[Entries from a dataset]
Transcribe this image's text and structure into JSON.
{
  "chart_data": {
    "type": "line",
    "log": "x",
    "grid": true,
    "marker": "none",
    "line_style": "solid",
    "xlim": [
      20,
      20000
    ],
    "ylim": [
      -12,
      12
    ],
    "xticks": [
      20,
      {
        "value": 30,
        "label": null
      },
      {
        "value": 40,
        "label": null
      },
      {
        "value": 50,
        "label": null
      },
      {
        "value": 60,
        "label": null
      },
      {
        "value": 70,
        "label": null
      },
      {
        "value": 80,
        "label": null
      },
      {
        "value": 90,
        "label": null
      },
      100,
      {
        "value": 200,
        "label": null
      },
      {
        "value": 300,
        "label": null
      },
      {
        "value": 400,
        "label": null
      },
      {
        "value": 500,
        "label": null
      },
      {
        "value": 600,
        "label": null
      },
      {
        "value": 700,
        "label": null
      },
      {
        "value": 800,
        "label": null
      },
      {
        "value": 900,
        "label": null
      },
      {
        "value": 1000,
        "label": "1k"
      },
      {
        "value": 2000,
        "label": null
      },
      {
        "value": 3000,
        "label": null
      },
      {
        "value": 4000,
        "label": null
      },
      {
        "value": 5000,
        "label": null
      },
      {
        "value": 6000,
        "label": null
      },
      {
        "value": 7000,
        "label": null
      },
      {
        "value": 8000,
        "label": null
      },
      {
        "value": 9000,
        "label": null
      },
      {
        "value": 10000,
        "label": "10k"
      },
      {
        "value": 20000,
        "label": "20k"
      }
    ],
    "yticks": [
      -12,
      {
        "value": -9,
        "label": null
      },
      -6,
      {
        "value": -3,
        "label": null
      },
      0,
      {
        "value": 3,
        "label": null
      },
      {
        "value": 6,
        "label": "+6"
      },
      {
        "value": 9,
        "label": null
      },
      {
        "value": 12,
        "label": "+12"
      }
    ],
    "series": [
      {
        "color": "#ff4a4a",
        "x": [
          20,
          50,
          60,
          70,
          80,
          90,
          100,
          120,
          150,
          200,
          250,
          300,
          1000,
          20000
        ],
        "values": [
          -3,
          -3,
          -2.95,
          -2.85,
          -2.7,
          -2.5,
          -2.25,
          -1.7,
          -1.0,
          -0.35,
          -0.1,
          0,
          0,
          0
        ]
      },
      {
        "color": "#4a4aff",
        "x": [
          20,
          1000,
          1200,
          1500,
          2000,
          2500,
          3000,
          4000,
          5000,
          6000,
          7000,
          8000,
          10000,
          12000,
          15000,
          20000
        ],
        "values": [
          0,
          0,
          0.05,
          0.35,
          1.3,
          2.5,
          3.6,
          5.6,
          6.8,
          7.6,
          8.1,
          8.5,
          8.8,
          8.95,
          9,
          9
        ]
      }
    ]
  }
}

= Problem to solve =
Copy out the material word for word and line for line.

= Task response =
Transcribe this image's text and structure into JSON.
{
  "chart_data": {
    "type": "line",
    "log": "x",
    "grid": true,
    "marker": "none",
    "line_style": "solid",
    "xlim": [
      20,
      20000
    ],
    "ylim": [
      -12,
      12
    ],
    "xticks": [
      20,
      {
        "value": 30,
        "label": null
      },
      {
        "value": 40,
        "label": null
      },
      {
        "value": 50,
        "label": null
      },
      {
        "value": 60,
        "label": null
      },
      {
        "value": 70,
        "label": null
      },
      {
        "value": 80,
        "label": null
      },
      {
        "value": 90,
        "label": null
      },
      100,
      {
        "value": 200,
        "label": null
      },
      {
        "value": 300,
        "label": null
      },
      {
        "value": 400,
        "label": null
      },
      {
        "value": 500,
        "label": null
      },
      {
        "value": 600,
        "label": null
      },
      {
        "value": 700,
        "label": null
      },
      {
        "value": 800,
        "label": null
      },
      {
        "value": 900,
        "label": null
      },
      {
        "value": 1000,
        "label": "1k"
      },
      {
        "value": 2000,
        "label": null
      },
      {
        "value": 3000,
        "label": null
      },
      {
        "value": 4000,
        "label": null
      },
      {
        "value": 5000,
        "label": null
      },
      {
        "value": 6000,
        "label": null
      },
      {
        "value": 7000,
        "label": null
      },
      {
        "value": 8000,
        "label": null
      },
      {
        "value": 9000,
        "label": null
      },
      {
        "value": 10000,
        "label": "10k"
      },
      {
        "value": 20000,
        "label": "20k"
      }
    ],
    "yticks": [
      -12,
      {
        "value": -9,
        "label": null
      },
      -6,
      {
        "value": -3,
        "label": null
      },
      0,
      {
        "value": 3,
        "label": null
      },
      {
        "value": 6,
        "label": "+6"
      },
      {
        "value": 9,
        "label": null
      },
      {
        "value": 12,
        "label": "+12"
      }
    ],
    "series": [
      {
        "color": "#ff4a4a",
        "x": [
          20,
          50,
          60,
          70,
          80,
          90,
          100,
          120,
          150,
          200,
          250,
          300,
          1000,
          20000
        ],
        "values": [
          -3,
          -3,
          -2.95,
          -2.85,
          -2.7,
          -2.5,
          -2.25,
          -1.7,
          -1.0,
          -0.35,
          -0.1,
          0,
          0,
          0
        ]
      },
      {
        "color": "#4a4aff",
        "x": [
          20,
          1000,
          1200,
          1500,
          2000,
          2500,
          3000,
          4000,
          5000,
          6000,
          7000,
          8000,
          10000,
          12000,
          15000,
          20000
        ],
        "values": [
          0,
          0,
          0.05,
          0.35,
          1.3,
          2.5,
          3.6,
          5.6,
          6.8,
          7.6,
          8.1,
          8.5,
          8.8,
          8.95,
          9,
          9
        ]
      }
    ]
  }
}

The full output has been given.